--- GIVEN EXERCISE ---
List all lines in the material below that contain "恰好完全反应".
-=-=-
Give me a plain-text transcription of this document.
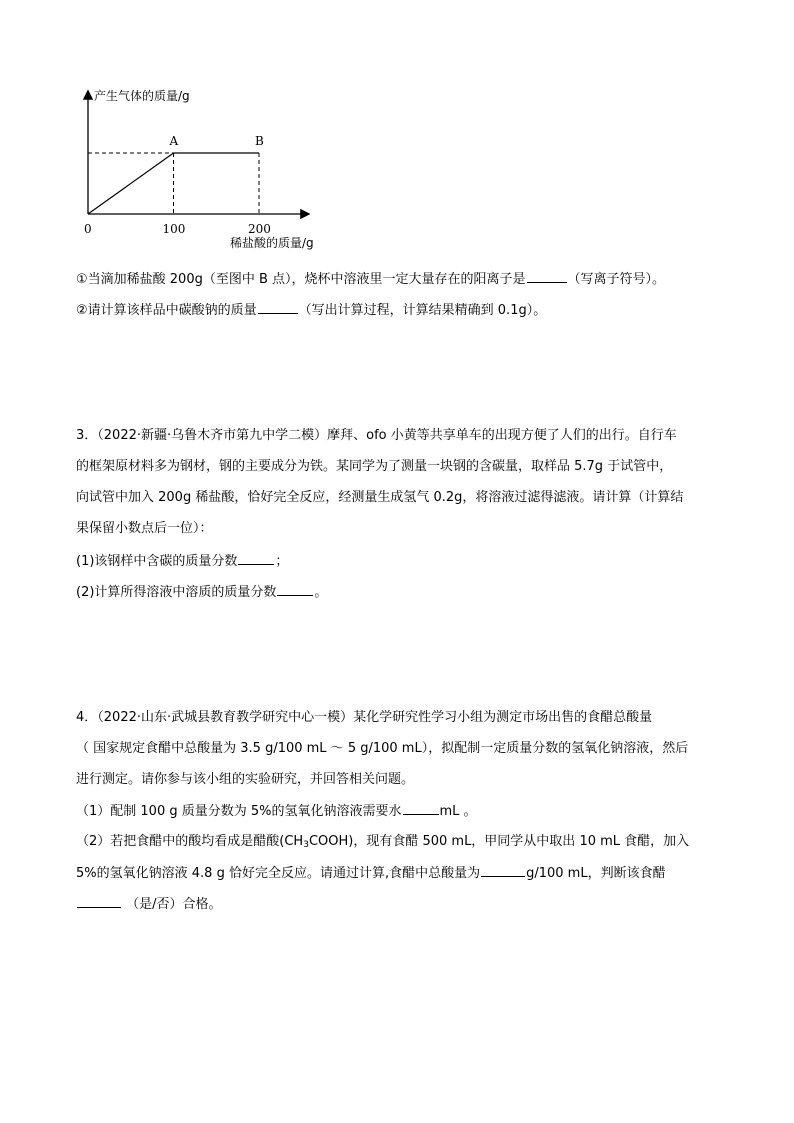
产生气体的质量/g
稀盐酸的质量/g
0
A	B
100	200
①当滴加稀盐酸 200g（至图中 B 点），烧杯中溶液里一定大量存在的阳离子是	（写离子符号）。
②请计算该样品中碳酸钠的质量	（写出计算过程，计算结果精确到 0.1g）。
3．（2022·新疆·乌鲁木齐市第九中学二模）摩拜、ofo 小黄等共享单车的出现方便了人们的出行。自行车
的框架原材料多为钢材，钢的主要成分为铁。某同学为了测量一块钢的含碳量，取样品 5.7g 于试管中，
向试管中加入 200g 稀盐酸，恰好完全反应，经测量生成氢气 0.2g，将溶液过滤得滤液。请计算（计算结
果保留小数点后一位）：
(1)该钢样中含碳的质量分数	；
(2)计算所得溶液中溶质的质量分数	。
4．（2022·山东·武城县教育教学研究中心一模）某化学研究性学习小组为测定市场出售的食醋总酸量
（ 国家规定食醋中总酸量为 3.5 g/100 mL ～ 5 g/100 mL），拟配制一定质量分数的氢氧化钠溶液，然后
进行测定。请你参与该小组的实验研究，并回答相关问题。
（1）配制 100 g 质量分数为 5%的氢氧化钠溶液需要水	mL 。
（2）若把食醋中的酸均看成是醋酸$(CH_3COOH)$，现有食醋 500 mL，甲同学从中取出 10 mL 食醋，加入
5%的氢氧化钠溶液 4.8 g 恰好完全反应。请通过计算,食醋中总酸量为	g/100 mL，判断该食醋
（是/否）合格。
-=-=-
--- COMPLETE OUTPUT ---
向试管中加入 200g 稀盐酸，恰好完全反应，经测量生成氢气 0.2g，将溶液过滤得滤液。请计算（计算结
5%的氢氧化钠溶液 4.8 g 恰好完全反应。请通过计算,食醋中总酸量为	g/100 mL，判断该食醋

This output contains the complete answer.